■ Problem statement
Return all of the entries word for word, but omit the pictures they contain.

■ Data supplied
[START]

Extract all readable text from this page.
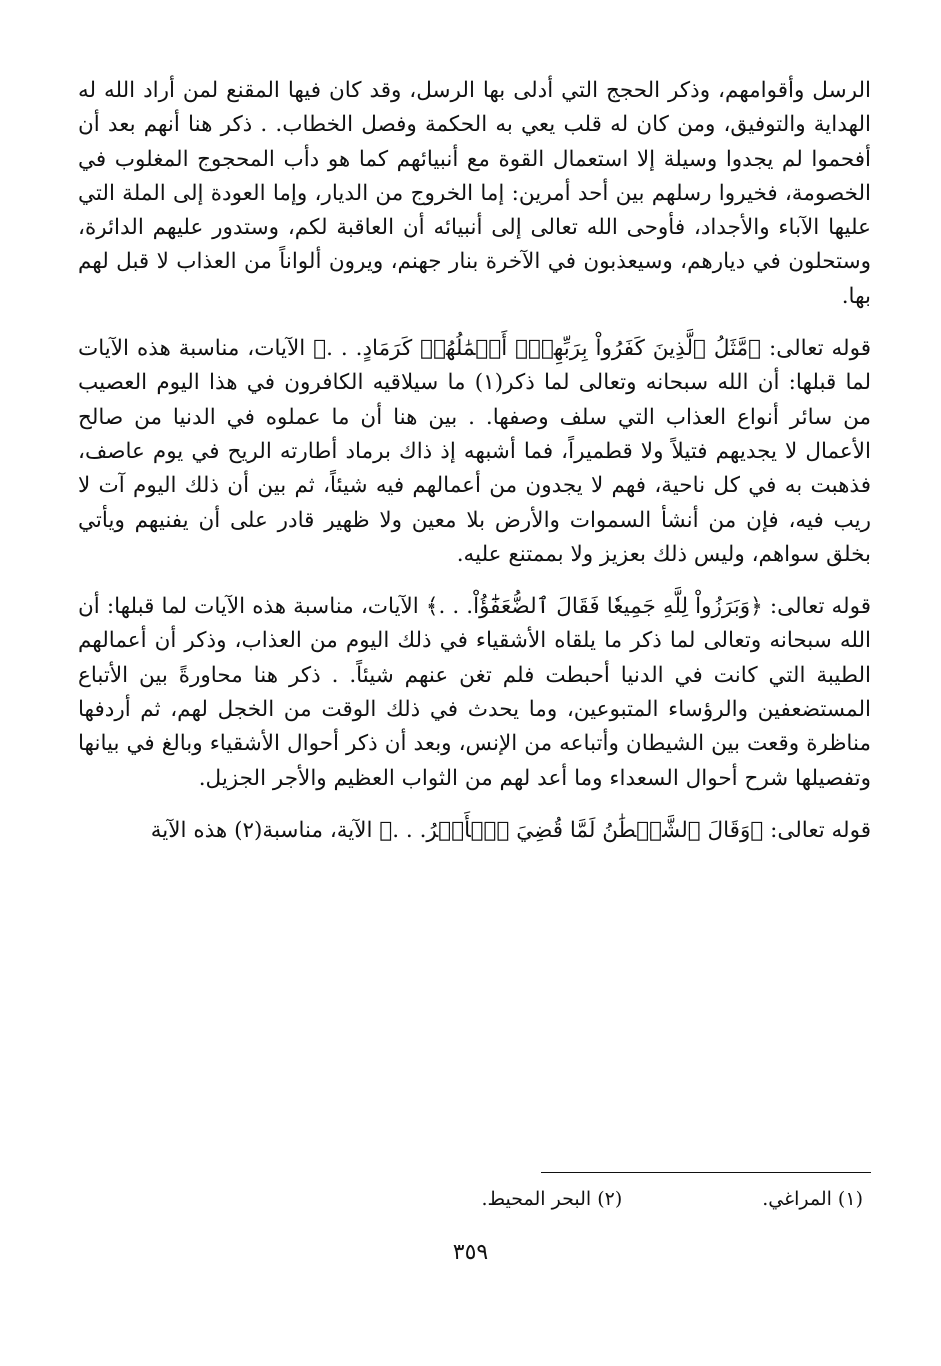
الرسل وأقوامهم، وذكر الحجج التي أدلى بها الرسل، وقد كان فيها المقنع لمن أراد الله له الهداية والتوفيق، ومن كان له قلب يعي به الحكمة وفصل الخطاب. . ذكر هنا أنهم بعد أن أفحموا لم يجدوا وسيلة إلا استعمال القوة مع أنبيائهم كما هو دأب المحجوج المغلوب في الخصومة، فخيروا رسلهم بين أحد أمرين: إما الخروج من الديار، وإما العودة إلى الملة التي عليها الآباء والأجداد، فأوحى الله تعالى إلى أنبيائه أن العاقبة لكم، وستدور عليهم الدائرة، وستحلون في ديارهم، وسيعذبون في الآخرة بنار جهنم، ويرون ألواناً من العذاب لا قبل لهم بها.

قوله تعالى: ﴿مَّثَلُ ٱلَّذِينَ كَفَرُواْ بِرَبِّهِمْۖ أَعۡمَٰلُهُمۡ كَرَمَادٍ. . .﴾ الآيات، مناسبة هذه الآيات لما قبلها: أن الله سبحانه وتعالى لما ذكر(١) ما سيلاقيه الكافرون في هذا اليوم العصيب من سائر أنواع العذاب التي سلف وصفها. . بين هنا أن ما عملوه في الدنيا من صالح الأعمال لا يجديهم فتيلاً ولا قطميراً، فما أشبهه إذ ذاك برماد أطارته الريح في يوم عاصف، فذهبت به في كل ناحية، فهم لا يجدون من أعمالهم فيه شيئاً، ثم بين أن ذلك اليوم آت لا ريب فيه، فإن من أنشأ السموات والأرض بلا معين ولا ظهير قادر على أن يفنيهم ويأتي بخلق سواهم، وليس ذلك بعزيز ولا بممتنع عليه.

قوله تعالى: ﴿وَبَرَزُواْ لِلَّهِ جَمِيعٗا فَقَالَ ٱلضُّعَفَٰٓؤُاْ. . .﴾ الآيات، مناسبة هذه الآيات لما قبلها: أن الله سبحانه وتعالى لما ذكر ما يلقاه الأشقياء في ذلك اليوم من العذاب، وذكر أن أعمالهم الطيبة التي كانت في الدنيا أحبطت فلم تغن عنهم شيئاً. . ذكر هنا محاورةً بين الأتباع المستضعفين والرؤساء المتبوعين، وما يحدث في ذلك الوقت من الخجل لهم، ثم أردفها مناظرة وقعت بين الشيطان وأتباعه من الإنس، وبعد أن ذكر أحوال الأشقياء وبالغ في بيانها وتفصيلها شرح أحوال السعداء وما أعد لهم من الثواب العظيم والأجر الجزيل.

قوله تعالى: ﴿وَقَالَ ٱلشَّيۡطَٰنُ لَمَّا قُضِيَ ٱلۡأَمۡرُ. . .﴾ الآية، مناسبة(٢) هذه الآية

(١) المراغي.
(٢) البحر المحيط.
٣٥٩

[END]

■ Exercise output
Extract all readable text from this page.
الرسل وأقوامهم، وذكر الحجج التي أدلى بها الرسل، وقد كان فيها المقنع لمن أراد الله له الهداية والتوفيق، ومن كان له قلب يعي به الحكمة وفصل الخطاب. . ذكر هنا أنهم بعد أن أفحموا لم يجدوا وسيلة إلا استعمال القوة مع أنبيائهم كما هو دأب المحجوج المغلوب في الخصومة، فخيروا رسلهم بين أحد أمرين: إما الخروج من الديار، وإما العودة إلى الملة التي عليها الآباء والأجداد، فأوحى الله تعالى إلى أنبيائه أن العاقبة لكم، وستدور عليهم الدائرة، وستحلون في ديارهم، وسيعذبون في الآخرة بنار جهنم، ويرون ألواناً من العذاب لا قبل لهم بها.

قوله تعالى: ﴿مَّثَلُ ٱلَّذِينَ كَفَرُواْ بِرَبِّهِمْۖ أَعۡمَٰلُهُمۡ كَرَمَادٍ. . .﴾ الآيات، مناسبة هذه الآيات لما قبلها: أن الله سبحانه وتعالى لما ذكر(١) ما سيلاقيه الكافرون في هذا اليوم العصيب من سائر أنواع العذاب التي سلف وصفها. . بين هنا أن ما عملوه في الدنيا من صالح الأعمال لا يجديهم فتيلاً ولا قطميراً، فما أشبهه إذ ذاك برماد أطارته الريح في يوم عاصف، فذهبت به في كل ناحية، فهم لا يجدون من أعمالهم فيه شيئاً، ثم بين أن ذلك اليوم آت لا ريب فيه، فإن من أنشأ السموات والأرض بلا معين ولا ظهير قادر على أن يفنيهم ويأتي بخلق سواهم، وليس ذلك بعزيز ولا بممتنع عليه.

قوله تعالى: ﴿وَبَرَزُواْ لِلَّهِ جَمِيعٗا فَقَالَ ٱلضُّعَفَٰٓؤُاْ. . .﴾ الآيات، مناسبة هذه الآيات لما قبلها: أن الله سبحانه وتعالى لما ذكر ما يلقاه الأشقياء في ذلك اليوم من العذاب، وذكر أن أعمالهم الطيبة التي كانت في الدنيا أحبطت فلم تغن عنهم شيئاً. . ذكر هنا محاورةً بين الأتباع المستضعفين والرؤساء المتبوعين، وما يحدث في ذلك الوقت من الخجل لهم، ثم أردفها مناظرة وقعت بين الشيطان وأتباعه من الإنس، وبعد أن ذكر أحوال الأشقياء وبالغ في بيانها وتفصيلها شرح أحوال السعداء وما أعد لهم من الثواب العظيم والأجر الجزيل.

قوله تعالى: ﴿وَقَالَ ٱلشَّيۡطَٰنُ لَمَّا قُضِيَ ٱلۡأَمۡرُ. . .﴾ الآية، مناسبة(٢) هذه الآية

(١) المراغي.
(٢) البحر المحيط.
٣٥٩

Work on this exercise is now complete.